--- begin TASK INPUTS ---
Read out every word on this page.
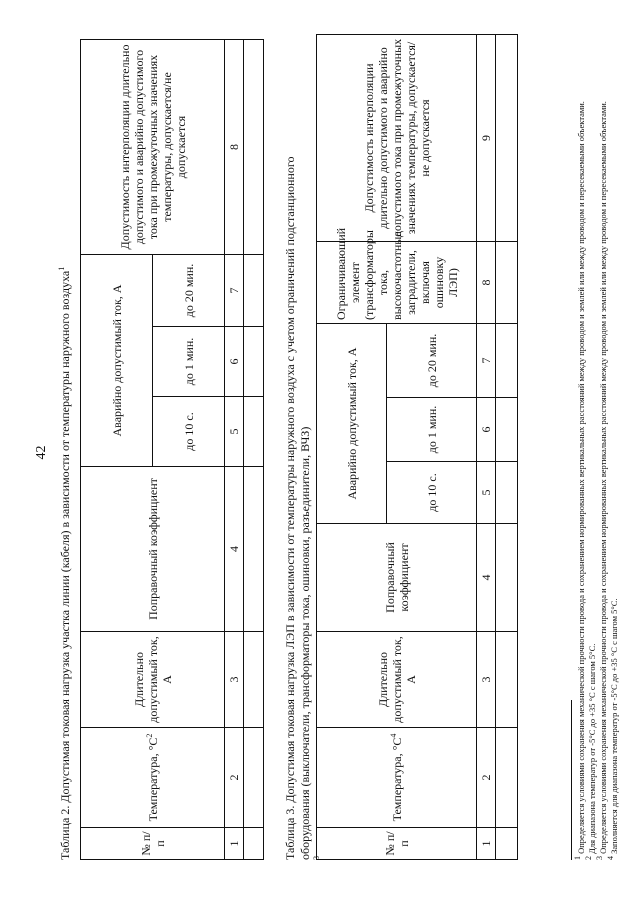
42 Таблица 2. Допустимая токовая нагрузка участка линии (кабеля) в зависимости от температуры наружного воздуха$^1$
№ п/п	Температура, $^\circ С^2$	Длительно допустимый ток, А	Поправочный коэффициент	Аварийно допустимый ток, А			Допустимость интерполяции длительно допустимого и аварийно допустимого тока при промежуточных значениях температуры, допускается/не допускается
				до 10 с.	до 1 мин.	до 20 мин.	
1	2	3	4	5	6	7	8

Таблица 3. Допустимая токовая нагрузка ЛЭП в зависимости от температуры наружного воздуха с учетом ограничений подстанционного оборудования (выключатели, трансформаторы тока, ошиновки, разъединители, ВЧЗ) $^3$
№ п/п	Температура, $^\circ С^4$	Длительно допустимый ток, А	Поправочный коэффициент	Аварийно допустимый ток, А			Ограничивающий элемент (трансформаторы тока, высокочастотные заградители, включая ошиновку ЛЭП)	Допустимость интерполяции длительно допустимого и аварийно допустимого тока при промежуточных значениях температуры, допускается/не допускается
				до 10 с.	до 1 мин.	до 20 мин.		
1	2	3	4	5	6	7	8	9

$^1$ Определяется условиями сохранения механической прочности провода и сохранением нормированных вертикальных расстояний между проводом и землей или между проводом и пересекаемыми объектами.

$^2$ Для диапазона температур от -5°С до +35 °С с шагом 5°С.

$^3$ Определяется условиями сохранения механической прочности провода и сохранением нормированных вертикальных расстояний между проводом и землей или между проводом и пересекаемыми объектами.

$^4$ Заполняется для диапазона температур от -5°С до +35 °С с шагом 5°С.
--- end TASK INPUTS ---
• **TASK OBJECTIVE**:
Go through the records and gather the lines that hold "значениях".

• **ANSWER TO THE EXERCISE**:
№ п/п	Температура, $^\circ С^2$	Длительно допустимый ток, А	Поправочный коэффициент	Аварийно допустимый ток, А			Допустимость интерполяции длительно допустимого и аварийно допустимого тока при промежуточных значениях температуры, допускается/не допускается
№ п/п	Температура, $^\circ С^4$	Длительно допустимый ток, А	Поправочный коэффициент	Аварийно допустимый ток, А			Ограничивающий элемент (трансформаторы тока, высокочастотные заградители, включая ошиновку ЛЭП)	Допустимость интерполяции длительно допустимого и аварийно допустимого тока при промежуточных значениях температуры, допускается/не допускается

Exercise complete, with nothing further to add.